> **MATERIAL SUPPLIED**
• • •

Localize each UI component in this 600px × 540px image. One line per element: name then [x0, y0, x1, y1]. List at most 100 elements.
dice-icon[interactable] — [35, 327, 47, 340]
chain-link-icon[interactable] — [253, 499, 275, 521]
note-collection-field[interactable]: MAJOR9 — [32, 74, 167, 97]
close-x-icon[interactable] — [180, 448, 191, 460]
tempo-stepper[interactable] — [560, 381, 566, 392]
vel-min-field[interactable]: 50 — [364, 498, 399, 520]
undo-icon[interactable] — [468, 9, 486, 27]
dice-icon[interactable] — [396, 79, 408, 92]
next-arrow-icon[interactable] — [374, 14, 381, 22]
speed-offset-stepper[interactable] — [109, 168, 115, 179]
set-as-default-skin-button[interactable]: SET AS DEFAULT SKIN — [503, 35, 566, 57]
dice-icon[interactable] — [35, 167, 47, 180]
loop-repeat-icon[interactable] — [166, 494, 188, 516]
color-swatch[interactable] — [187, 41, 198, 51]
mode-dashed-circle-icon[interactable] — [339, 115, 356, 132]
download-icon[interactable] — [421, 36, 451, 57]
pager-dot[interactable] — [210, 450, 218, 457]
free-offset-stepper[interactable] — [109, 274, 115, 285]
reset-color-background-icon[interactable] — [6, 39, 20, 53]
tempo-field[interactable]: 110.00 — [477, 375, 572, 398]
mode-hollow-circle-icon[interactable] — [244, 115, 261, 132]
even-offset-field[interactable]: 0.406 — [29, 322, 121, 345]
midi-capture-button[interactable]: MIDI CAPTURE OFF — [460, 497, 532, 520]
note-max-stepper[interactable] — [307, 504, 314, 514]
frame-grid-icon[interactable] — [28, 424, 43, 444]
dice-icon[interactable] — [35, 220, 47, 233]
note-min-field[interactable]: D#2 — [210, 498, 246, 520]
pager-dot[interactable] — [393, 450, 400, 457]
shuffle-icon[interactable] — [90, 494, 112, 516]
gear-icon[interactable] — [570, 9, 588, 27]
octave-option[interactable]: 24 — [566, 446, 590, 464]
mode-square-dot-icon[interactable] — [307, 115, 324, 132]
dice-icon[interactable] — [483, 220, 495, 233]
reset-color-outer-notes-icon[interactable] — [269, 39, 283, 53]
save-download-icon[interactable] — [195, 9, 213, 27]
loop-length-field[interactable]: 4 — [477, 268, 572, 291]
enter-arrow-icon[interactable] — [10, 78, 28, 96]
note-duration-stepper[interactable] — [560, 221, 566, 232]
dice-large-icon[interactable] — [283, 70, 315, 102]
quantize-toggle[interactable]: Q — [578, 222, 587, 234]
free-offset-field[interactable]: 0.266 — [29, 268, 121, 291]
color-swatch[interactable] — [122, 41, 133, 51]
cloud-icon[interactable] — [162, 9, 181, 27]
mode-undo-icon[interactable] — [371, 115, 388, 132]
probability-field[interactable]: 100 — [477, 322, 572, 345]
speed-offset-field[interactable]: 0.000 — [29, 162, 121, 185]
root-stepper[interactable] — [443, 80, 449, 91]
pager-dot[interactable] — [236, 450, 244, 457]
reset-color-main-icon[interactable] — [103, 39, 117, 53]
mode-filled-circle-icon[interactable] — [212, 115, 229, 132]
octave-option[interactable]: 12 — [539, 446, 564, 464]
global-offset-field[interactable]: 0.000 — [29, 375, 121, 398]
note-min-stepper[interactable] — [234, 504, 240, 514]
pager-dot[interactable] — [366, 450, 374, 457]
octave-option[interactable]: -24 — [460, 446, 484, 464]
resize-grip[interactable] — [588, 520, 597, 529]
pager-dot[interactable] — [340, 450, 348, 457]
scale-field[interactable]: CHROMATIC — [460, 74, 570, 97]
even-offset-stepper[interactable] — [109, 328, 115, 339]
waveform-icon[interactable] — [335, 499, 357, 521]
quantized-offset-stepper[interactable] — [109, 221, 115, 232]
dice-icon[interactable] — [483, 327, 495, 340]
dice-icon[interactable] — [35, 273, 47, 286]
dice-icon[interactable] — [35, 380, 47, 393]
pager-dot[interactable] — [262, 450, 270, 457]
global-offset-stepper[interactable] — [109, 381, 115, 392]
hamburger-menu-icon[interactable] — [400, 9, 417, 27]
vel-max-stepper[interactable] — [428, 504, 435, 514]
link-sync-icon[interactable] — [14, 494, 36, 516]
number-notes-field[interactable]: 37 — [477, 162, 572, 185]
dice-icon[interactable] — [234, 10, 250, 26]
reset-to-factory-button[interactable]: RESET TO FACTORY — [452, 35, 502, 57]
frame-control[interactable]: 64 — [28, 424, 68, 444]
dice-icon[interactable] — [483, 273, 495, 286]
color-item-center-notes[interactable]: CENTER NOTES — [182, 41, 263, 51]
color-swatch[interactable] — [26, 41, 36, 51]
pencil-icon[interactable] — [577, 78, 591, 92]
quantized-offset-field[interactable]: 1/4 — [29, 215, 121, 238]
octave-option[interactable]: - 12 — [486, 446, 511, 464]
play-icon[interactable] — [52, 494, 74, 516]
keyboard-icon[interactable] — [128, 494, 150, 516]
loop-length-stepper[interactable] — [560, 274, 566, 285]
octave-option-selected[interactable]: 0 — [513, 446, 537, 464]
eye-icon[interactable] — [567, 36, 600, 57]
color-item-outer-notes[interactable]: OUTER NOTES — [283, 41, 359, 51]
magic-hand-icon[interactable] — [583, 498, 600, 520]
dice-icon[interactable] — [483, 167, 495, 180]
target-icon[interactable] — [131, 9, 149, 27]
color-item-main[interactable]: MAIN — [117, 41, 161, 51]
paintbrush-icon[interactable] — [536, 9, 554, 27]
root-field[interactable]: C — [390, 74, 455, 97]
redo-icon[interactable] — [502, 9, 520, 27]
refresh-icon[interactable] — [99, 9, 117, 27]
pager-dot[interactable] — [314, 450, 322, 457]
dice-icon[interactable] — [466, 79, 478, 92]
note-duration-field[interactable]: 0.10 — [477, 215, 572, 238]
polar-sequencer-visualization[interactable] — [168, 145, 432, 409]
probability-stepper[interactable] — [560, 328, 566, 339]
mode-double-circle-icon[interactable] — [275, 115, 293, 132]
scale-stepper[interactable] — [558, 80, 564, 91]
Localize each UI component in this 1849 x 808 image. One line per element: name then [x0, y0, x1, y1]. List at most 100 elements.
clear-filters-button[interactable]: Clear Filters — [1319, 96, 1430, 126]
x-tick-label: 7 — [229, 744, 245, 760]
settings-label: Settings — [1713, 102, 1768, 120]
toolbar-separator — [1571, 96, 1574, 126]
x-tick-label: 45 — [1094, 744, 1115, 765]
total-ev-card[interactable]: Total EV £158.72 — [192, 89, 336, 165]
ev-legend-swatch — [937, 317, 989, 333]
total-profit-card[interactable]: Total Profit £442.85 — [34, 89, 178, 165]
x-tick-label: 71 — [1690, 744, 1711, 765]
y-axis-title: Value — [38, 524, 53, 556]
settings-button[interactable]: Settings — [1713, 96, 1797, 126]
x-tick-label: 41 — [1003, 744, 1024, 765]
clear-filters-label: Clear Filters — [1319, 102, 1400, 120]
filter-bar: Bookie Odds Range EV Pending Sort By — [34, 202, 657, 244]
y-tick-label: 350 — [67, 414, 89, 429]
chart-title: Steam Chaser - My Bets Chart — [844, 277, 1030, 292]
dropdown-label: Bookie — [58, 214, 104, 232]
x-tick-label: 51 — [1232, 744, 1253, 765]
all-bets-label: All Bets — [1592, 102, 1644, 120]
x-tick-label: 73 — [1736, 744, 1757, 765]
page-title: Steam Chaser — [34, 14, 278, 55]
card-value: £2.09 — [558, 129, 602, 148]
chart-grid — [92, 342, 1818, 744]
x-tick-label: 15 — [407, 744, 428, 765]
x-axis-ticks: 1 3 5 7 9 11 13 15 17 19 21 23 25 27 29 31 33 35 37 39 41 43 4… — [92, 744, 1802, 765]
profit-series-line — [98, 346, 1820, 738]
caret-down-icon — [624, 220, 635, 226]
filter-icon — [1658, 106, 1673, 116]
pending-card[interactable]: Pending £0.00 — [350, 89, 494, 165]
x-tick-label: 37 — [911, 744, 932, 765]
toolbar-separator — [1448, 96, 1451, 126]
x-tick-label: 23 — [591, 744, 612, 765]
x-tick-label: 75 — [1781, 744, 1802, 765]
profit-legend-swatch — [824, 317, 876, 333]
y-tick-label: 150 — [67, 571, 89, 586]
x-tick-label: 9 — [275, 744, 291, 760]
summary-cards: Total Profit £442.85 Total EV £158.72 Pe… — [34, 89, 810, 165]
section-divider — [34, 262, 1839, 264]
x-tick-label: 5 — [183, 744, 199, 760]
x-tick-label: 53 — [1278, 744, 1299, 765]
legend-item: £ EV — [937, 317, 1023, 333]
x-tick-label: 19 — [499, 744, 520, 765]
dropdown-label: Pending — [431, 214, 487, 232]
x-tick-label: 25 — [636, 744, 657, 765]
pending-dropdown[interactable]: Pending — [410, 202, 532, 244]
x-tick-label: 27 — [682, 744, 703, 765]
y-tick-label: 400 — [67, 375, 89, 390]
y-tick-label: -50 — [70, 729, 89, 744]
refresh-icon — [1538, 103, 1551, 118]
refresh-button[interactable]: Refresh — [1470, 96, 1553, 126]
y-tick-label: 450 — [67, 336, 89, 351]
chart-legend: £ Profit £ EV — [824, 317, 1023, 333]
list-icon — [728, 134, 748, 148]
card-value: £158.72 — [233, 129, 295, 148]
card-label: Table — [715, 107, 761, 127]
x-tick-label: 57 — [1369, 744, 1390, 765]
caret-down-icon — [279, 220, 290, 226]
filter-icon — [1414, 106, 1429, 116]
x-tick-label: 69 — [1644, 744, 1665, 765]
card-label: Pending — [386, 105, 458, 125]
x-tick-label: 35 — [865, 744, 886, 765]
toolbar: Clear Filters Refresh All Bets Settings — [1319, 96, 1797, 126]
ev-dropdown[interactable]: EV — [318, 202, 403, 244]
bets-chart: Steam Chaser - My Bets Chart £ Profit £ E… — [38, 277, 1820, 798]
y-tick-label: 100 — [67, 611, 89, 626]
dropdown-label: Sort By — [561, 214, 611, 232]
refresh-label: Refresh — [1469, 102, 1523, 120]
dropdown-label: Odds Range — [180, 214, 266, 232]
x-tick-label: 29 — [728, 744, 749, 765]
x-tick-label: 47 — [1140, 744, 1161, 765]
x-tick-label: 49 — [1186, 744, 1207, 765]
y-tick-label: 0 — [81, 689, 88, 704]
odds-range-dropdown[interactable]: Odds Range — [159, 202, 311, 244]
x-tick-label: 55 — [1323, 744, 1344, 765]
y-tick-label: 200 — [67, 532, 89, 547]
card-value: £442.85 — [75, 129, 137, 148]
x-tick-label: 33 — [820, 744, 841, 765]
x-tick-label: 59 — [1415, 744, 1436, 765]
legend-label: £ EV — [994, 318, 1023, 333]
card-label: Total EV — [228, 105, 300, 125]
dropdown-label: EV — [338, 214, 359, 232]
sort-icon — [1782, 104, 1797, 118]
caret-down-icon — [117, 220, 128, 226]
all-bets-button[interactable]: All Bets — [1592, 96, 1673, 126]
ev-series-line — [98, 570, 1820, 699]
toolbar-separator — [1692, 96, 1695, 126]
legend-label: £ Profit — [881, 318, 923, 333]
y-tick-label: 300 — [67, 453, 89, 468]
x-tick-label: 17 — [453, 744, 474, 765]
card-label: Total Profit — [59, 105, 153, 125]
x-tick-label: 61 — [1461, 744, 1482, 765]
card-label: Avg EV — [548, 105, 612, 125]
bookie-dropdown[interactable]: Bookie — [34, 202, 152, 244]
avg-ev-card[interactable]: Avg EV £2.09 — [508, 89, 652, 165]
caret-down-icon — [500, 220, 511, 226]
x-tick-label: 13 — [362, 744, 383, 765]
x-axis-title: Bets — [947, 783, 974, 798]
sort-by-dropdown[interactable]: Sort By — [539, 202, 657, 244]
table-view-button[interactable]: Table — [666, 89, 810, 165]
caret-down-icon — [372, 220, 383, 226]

• • •

> **DIRECTION**
Copy the records above word for word, from their first line through the line that contains "tempo-stepper[interactable] — [560, 381, 566, 392]", including that line.

> **ANSWER TO THE PROBLEM**
Localize each UI component in this 600px × 540px image. One line per element: name then [x0, y0, x1, y1]. List at most 100 elements.
dice-icon[interactable] — [35, 327, 47, 340]
chain-link-icon[interactable] — [253, 499, 275, 521]
note-collection-field[interactable]: MAJOR9 — [32, 74, 167, 97]
close-x-icon[interactable] — [180, 448, 191, 460]
tempo-stepper[interactable] — [560, 381, 566, 392]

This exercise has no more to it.